What is needed is an exact copy of the entries below, from the line that contains "Decode this image" through the final line, both included, and nothing else.

Start GIVEN INFORMATION

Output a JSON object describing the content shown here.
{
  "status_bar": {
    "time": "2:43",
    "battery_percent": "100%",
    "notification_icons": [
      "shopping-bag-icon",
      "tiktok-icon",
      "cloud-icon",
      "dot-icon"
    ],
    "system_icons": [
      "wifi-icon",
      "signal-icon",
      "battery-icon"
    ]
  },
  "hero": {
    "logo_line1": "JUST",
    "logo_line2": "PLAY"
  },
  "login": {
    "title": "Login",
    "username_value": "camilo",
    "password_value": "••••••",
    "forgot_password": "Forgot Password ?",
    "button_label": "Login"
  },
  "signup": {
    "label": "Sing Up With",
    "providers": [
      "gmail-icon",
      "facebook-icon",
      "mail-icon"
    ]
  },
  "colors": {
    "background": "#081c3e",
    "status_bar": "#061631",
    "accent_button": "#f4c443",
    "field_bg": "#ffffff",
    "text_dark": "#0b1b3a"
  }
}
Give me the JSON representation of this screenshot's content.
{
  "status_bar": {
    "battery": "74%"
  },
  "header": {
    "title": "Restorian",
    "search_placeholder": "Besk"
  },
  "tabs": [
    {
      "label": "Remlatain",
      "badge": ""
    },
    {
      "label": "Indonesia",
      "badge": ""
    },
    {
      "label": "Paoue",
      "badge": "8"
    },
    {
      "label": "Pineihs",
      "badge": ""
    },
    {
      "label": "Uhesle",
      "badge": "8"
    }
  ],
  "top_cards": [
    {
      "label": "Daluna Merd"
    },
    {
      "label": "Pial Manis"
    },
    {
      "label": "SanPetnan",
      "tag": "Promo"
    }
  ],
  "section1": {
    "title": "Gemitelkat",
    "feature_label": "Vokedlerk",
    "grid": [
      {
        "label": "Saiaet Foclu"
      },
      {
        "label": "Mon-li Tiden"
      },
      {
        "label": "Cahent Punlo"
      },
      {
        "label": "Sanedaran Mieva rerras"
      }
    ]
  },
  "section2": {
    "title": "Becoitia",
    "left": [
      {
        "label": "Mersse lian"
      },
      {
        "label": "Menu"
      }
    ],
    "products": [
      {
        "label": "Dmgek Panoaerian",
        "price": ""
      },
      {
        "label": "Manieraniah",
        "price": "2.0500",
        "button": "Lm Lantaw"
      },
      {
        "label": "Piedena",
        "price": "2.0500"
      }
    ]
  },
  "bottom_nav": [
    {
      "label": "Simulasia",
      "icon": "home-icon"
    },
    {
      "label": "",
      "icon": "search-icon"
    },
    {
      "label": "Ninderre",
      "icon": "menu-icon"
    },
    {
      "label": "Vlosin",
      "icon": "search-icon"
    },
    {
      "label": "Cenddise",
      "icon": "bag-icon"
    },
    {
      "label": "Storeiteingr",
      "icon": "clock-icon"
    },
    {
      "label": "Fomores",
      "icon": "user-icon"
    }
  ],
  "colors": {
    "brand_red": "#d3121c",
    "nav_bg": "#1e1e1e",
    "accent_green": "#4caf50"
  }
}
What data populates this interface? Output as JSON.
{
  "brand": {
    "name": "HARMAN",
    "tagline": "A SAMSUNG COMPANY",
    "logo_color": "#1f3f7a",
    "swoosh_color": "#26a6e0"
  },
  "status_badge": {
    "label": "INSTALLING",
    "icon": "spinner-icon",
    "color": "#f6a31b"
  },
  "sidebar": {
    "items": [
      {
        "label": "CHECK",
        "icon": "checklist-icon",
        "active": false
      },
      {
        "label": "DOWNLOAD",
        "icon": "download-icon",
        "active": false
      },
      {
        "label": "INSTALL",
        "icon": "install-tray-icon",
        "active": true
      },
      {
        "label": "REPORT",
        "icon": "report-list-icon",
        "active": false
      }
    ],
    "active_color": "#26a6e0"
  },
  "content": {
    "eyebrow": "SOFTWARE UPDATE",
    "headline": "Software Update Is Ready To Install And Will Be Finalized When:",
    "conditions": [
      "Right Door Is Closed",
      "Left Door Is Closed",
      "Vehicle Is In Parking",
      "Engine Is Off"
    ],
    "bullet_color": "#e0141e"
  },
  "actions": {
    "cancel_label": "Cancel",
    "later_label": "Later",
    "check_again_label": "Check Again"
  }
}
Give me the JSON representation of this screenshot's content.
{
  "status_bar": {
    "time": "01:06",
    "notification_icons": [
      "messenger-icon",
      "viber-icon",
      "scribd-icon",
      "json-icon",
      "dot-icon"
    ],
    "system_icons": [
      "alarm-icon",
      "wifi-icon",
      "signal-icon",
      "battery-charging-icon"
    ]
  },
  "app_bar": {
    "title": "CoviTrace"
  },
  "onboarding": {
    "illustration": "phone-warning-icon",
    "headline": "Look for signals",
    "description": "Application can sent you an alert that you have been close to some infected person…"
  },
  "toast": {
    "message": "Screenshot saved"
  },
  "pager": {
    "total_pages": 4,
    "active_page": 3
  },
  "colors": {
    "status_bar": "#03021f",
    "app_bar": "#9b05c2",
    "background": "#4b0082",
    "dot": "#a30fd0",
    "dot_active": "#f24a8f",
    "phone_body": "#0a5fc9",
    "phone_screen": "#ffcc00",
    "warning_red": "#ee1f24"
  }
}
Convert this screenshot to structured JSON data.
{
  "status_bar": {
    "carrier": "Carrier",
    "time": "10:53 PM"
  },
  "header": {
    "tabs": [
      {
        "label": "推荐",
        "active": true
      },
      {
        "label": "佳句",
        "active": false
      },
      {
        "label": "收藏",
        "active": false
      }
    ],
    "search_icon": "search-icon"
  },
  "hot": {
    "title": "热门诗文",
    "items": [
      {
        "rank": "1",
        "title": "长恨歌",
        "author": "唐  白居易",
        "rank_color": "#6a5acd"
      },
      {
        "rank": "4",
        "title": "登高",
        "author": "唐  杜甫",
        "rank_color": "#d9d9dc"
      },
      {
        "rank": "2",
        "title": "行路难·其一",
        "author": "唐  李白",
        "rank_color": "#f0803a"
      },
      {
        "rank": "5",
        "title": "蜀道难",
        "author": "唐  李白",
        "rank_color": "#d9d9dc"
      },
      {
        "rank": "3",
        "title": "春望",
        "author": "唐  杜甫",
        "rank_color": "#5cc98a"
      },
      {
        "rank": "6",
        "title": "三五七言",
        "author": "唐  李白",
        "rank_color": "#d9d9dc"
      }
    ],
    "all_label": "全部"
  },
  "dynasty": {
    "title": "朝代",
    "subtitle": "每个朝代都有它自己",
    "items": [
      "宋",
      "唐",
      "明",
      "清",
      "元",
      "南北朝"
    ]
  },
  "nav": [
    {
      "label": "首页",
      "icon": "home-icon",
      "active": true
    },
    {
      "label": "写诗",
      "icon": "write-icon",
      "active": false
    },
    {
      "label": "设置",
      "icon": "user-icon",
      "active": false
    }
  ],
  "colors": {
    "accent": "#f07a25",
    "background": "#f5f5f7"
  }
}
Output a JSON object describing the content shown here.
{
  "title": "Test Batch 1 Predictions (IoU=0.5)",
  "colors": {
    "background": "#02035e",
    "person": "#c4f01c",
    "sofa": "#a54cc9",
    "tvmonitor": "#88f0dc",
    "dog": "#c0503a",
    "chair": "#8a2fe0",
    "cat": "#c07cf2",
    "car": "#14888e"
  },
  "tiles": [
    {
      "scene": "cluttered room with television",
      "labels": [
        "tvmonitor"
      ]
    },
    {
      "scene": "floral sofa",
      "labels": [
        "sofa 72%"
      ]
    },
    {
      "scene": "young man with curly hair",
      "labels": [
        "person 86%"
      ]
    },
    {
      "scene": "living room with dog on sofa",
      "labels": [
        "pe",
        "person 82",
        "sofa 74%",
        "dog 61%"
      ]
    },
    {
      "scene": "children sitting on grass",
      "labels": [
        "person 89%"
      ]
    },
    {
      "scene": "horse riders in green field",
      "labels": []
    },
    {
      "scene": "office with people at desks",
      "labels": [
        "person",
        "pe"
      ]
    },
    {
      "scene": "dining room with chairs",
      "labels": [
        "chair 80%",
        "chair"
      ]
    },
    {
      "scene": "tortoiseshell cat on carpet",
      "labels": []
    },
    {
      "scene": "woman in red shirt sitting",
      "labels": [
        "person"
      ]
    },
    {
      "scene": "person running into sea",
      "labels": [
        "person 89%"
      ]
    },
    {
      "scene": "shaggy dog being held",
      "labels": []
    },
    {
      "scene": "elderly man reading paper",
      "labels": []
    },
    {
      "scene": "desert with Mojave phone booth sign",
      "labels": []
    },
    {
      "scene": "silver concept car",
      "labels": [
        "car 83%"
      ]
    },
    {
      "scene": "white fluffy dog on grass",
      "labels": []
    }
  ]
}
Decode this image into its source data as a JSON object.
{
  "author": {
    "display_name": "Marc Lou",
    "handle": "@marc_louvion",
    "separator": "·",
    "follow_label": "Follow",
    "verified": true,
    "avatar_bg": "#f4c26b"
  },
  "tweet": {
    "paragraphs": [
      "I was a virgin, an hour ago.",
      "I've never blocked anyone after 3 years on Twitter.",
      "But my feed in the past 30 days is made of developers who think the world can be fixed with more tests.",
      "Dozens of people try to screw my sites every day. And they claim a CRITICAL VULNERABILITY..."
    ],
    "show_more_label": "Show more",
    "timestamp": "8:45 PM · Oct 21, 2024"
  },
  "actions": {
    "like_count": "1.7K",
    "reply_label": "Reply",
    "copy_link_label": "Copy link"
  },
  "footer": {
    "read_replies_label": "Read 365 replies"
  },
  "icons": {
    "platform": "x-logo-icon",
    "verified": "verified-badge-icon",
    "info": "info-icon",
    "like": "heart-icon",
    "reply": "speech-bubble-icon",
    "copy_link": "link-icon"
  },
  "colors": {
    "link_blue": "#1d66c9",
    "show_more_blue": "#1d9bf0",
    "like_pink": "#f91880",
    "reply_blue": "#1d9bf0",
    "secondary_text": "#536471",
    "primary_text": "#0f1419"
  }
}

End GIVEN INFORMATION

# EXERCISE RESPONSE
Decode this image into its source data as a JSON object.
{
  "author": {
    "display_name": "Marc Lou",
    "handle": "@marc_louvion",
    "separator": "·",
    "follow_label": "Follow",
    "verified": true,
    "avatar_bg": "#f4c26b"
  },
  "tweet": {
    "paragraphs": [
      "I was a virgin, an hour ago.",
      "I've never blocked anyone after 3 years on Twitter.",
      "But my feed in the past 30 days is made of developers who think the world can be fixed with more tests.",
      "Dozens of people try to screw my sites every day. And they claim a CRITICAL VULNERABILITY..."
    ],
    "show_more_label": "Show more",
    "timestamp": "8:45 PM · Oct 21, 2024"
  },
  "actions": {
    "like_count": "1.7K",
    "reply_label": "Reply",
    "copy_link_label": "Copy link"
  },
  "footer": {
    "read_replies_label": "Read 365 replies"
  },
  "icons": {
    "platform": "x-logo-icon",
    "verified": "verified-badge-icon",
    "info": "info-icon",
    "like": "heart-icon",
    "reply": "speech-bubble-icon",
    "copy_link": "link-icon"
  },
  "colors": {
    "link_blue": "#1d66c9",
    "show_more_blue": "#1d9bf0",
    "like_pink": "#f91880",
    "reply_blue": "#1d9bf0",
    "secondary_text": "#536471",
    "primary_text": "#0f1419"
  }
}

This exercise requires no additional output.